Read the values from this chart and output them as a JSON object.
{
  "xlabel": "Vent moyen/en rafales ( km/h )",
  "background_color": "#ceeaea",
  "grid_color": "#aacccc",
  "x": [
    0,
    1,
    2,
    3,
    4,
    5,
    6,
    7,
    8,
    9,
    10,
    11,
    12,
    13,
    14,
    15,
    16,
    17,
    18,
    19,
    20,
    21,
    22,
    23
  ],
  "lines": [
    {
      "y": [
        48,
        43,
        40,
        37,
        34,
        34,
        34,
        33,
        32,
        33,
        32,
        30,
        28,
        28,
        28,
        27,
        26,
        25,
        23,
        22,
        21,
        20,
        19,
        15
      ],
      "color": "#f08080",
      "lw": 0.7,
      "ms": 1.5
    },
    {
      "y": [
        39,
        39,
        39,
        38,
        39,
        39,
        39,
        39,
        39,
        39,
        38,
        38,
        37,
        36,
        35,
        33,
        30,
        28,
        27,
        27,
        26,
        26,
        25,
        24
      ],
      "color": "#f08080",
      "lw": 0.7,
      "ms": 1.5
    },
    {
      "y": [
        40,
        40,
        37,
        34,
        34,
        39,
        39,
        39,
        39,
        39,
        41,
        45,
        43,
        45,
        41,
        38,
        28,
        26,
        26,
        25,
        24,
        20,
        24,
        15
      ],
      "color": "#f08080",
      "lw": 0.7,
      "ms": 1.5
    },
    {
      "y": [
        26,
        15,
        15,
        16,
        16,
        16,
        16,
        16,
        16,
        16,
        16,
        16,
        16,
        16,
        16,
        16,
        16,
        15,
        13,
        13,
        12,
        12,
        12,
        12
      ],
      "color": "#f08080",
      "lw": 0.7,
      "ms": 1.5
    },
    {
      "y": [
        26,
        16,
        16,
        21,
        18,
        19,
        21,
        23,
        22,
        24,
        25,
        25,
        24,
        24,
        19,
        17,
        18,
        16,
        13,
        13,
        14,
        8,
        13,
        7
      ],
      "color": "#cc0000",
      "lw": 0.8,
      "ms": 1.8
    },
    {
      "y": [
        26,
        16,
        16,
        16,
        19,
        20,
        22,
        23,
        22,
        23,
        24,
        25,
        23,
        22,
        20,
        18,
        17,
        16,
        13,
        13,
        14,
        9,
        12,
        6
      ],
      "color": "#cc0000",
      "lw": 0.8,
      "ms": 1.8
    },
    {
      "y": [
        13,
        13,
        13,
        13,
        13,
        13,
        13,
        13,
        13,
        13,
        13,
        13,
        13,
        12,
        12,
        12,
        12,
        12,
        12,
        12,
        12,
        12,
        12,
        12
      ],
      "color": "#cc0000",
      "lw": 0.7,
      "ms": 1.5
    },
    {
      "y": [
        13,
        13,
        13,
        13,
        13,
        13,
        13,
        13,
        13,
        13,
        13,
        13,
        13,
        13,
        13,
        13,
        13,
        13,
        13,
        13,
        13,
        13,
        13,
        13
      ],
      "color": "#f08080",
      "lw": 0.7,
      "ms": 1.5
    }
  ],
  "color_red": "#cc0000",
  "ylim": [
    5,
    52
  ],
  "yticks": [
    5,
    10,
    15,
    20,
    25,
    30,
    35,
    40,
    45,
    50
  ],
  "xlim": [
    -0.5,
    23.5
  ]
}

- - -

__WHAT YOU NEED TO DO__
Return all of the data precisely as it appears.

__THE ANSWER__
Read the values from this chart and output them as a JSON object.
{
  "xlabel": "Vent moyen/en rafales ( km/h )",
  "background_color": "#ceeaea",
  "grid_color": "#aacccc",
  "x": [
    0,
    1,
    2,
    3,
    4,
    5,
    6,
    7,
    8,
    9,
    10,
    11,
    12,
    13,
    14,
    15,
    16,
    17,
    18,
    19,
    20,
    21,
    22,
    23
  ],
  "lines": [
    {
      "y": [
        48,
        43,
        40,
        37,
        34,
        34,
        34,
        33,
        32,
        33,
        32,
        30,
        28,
        28,
        28,
        27,
        26,
        25,
        23,
        22,
        21,
        20,
        19,
        15
      ],
      "color": "#f08080",
      "lw": 0.7,
      "ms": 1.5
    },
    {
      "y": [
        39,
        39,
        39,
        38,
        39,
        39,
        39,
        39,
        39,
        39,
        38,
        38,
        37,
        36,
        35,
        33,
        30,
        28,
        27,
        27,
        26,
        26,
        25,
        24
      ],
      "color": "#f08080",
      "lw": 0.7,
      "ms": 1.5
    },
    {
      "y": [
        40,
        40,
        37,
        34,
        34,
        39,
        39,
        39,
        39,
        39,
        41,
        45,
        43,
        45,
        41,
        38,
        28,
        26,
        26,
        25,
        24,
        20,
        24,
        15
      ],
      "color": "#f08080",
      "lw": 0.7,
      "ms": 1.5
    },
    {
      "y": [
        26,
        15,
        15,
        16,
        16,
        16,
        16,
        16,
        16,
        16,
        16,
        16,
        16,
        16,
        16,
        16,
        16,
        15,
        13,
        13,
        12,
        12,
        12,
        12
      ],
      "color": "#f08080",
      "lw": 0.7,
      "ms": 1.5
    },
    {
      "y": [
        26,
        16,
        16,
        21,
        18,
        19,
        21,
        23,
        22,
        24,
        25,
        25,
        24,
        24,
        19,
        17,
        18,
        16,
        13,
        13,
        14,
        8,
        13,
        7
      ],
      "color": "#cc0000",
      "lw": 0.8,
      "ms": 1.8
    },
    {
      "y": [
        26,
        16,
        16,
        16,
        19,
        20,
        22,
        23,
        22,
        23,
        24,
        25,
        23,
        22,
        20,
        18,
        17,
        16,
        13,
        13,
        14,
        9,
        12,
        6
      ],
      "color": "#cc0000",
      "lw": 0.8,
      "ms": 1.8
    },
    {
      "y": [
        13,
        13,
        13,
        13,
        13,
        13,
        13,
        13,
        13,
        13,
        13,
        13,
        13,
        12,
        12,
        12,
        12,
        12,
        12,
        12,
        12,
        12,
        12,
        12
      ],
      "color": "#cc0000",
      "lw": 0.7,
      "ms": 1.5
    },
    {
      "y": [
        13,
        13,
        13,
        13,
        13,
        13,
        13,
        13,
        13,
        13,
        13,
        13,
        13,
        13,
        13,
        13,
        13,
        13,
        13,
        13,
        13,
        13,
        13,
        13
      ],
      "color": "#f08080",
      "lw": 0.7,
      "ms": 1.5
    }
  ],
  "color_red": "#cc0000",
  "ylim": [
    5,
    52
  ],
  "yticks": [
    5,
    10,
    15,
    20,
    25,
    30,
    35,
    40,
    45,
    50
  ],
  "xlim": [
    -0.5,
    23.5
  ]
}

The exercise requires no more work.